INSTRUCTION
Carry none of the pictures over; write out the complete data exactly.

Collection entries
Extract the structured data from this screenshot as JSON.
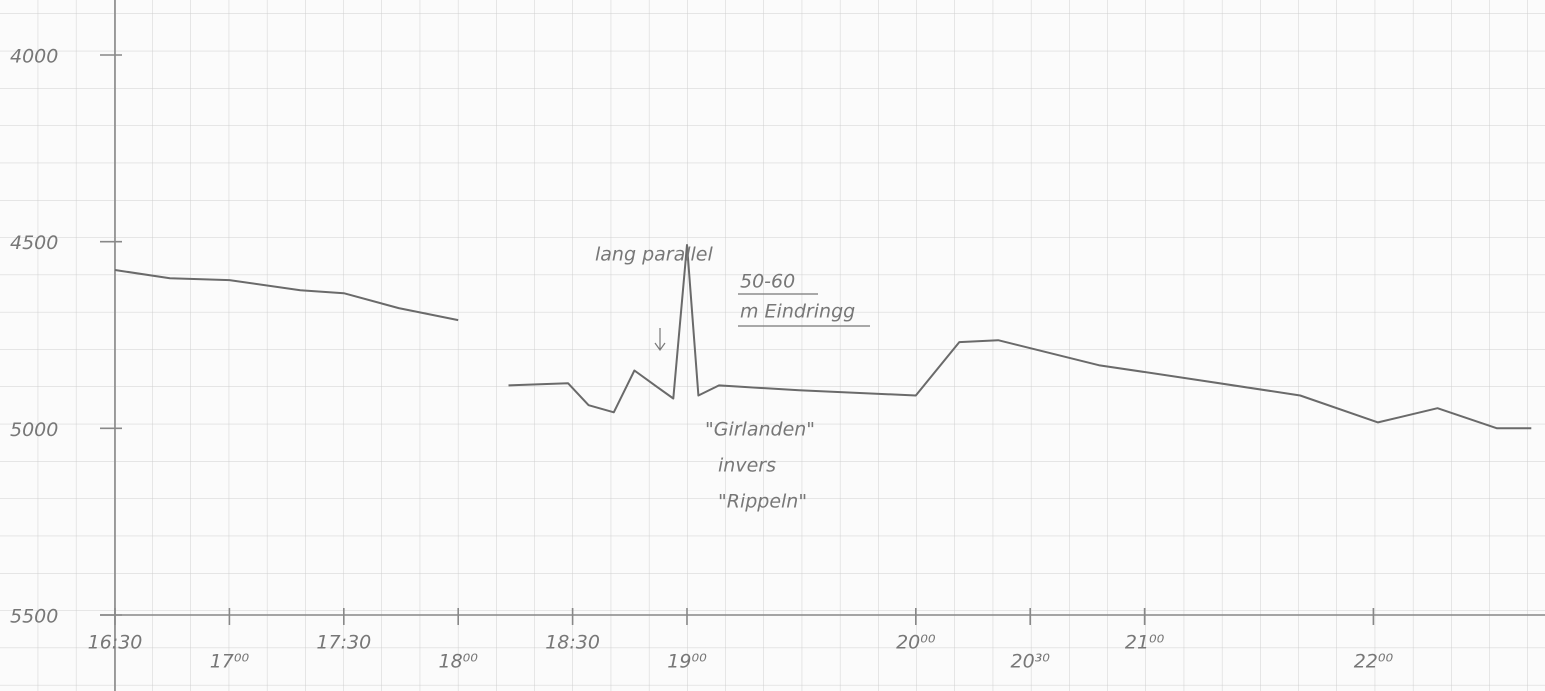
{
  "chart_data": {
    "type": "line",
    "x": [
      16.5,
      16.74,
      17.0,
      17.31,
      17.5,
      17.74,
      18.0,
      18.0,
      18.22,
      18.48,
      18.57,
      18.68,
      18.77,
      18.86,
      18.94,
      19.0,
      19.05,
      19.14,
      19.49,
      20.0,
      20.19,
      20.36,
      20.8,
      21.24,
      21.68,
      22.02,
      22.28,
      22.54,
      22.69
    ],
    "series": [
      {
        "color": "#6a6a6a",
        "values": [
          4576,
          4598,
          4603,
          4630,
          4638,
          4678,
          4710,
          null,
          4885,
          4879,
          4938,
          4957,
          4845,
          4885,
          4920,
          4509,
          4912,
          4885,
          4898,
          4912,
          4769,
          4764,
          4831,
          4871,
          4912,
          4984,
          4946,
          5000,
          5000
        ]
      }
    ],
    "xlim": [
      16.5,
      22.75
    ],
    "xticks": [
      {
        "value": 16.5,
        "label": "16:30"
      },
      {
        "value": 17.0,
        "label": "17⁰⁰"
      },
      {
        "value": 17.5,
        "label": "17:30"
      },
      {
        "value": 18.0,
        "label": "18⁰⁰"
      },
      {
        "value": 18.5,
        "label": "18:30"
      },
      {
        "value": 19.0,
        "label": "19⁰⁰"
      },
      {
        "value": 20.0,
        "label": "20⁰⁰"
      },
      {
        "value": 20.5,
        "label": "20³⁰"
      },
      {
        "value": 21.0,
        "label": "21⁰⁰"
      },
      {
        "value": 22.0,
        "label": "22⁰⁰"
      }
    ],
    "ylim": [
      4000,
      5500
    ],
    "y_inverted": true,
    "yticks": [
      4000,
      4500,
      5000,
      5500
    ],
    "grid": true,
    "annotations": [
      "lang parallel",
      "50-60",
      "m Eindringg",
      "\"Girlanden\"",
      "invers",
      "\"Rippeln\""
    ]
  }
}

PROBLEM SOLUTION
Extract the structured data from this screenshot as JSON.
{
  "chart_data": {
    "type": "line",
    "x": [
      16.5,
      16.74,
      17.0,
      17.31,
      17.5,
      17.74,
      18.0,
      18.0,
      18.22,
      18.48,
      18.57,
      18.68,
      18.77,
      18.86,
      18.94,
      19.0,
      19.05,
      19.14,
      19.49,
      20.0,
      20.19,
      20.36,
      20.8,
      21.24,
      21.68,
      22.02,
      22.28,
      22.54,
      22.69
    ],
    "series": [
      {
        "color": "#6a6a6a",
        "values": [
          4576,
          4598,
          4603,
          4630,
          4638,
          4678,
          4710,
          null,
          4885,
          4879,
          4938,
          4957,
          4845,
          4885,
          4920,
          4509,
          4912,
          4885,
          4898,
          4912,
          4769,
          4764,
          4831,
          4871,
          4912,
          4984,
          4946,
          5000,
          5000
        ]
      }
    ],
    "xlim": [
      16.5,
      22.75
    ],
    "xticks": [
      {
        "value": 16.5,
        "label": "16:30"
      },
      {
        "value": 17.0,
        "label": "17⁰⁰"
      },
      {
        "value": 17.5,
        "label": "17:30"
      },
      {
        "value": 18.0,
        "label": "18⁰⁰"
      },
      {
        "value": 18.5,
        "label": "18:30"
      },
      {
        "value": 19.0,
        "label": "19⁰⁰"
      },
      {
        "value": 20.0,
        "label": "20⁰⁰"
      },
      {
        "value": 20.5,
        "label": "20³⁰"
      },
      {
        "value": 21.0,
        "label": "21⁰⁰"
      },
      {
        "value": 22.0,
        "label": "22⁰⁰"
      }
    ],
    "ylim": [
      4000,
      5500
    ],
    "y_inverted": true,
    "yticks": [
      4000,
      4500,
      5000,
      5500
    ],
    "grid": true,
    "annotations": [
      "lang parallel",
      "50-60",
      "m Eindringg",
      "\"Girlanden\"",
      "invers",
      "\"Rippeln\""
    ]
  }
}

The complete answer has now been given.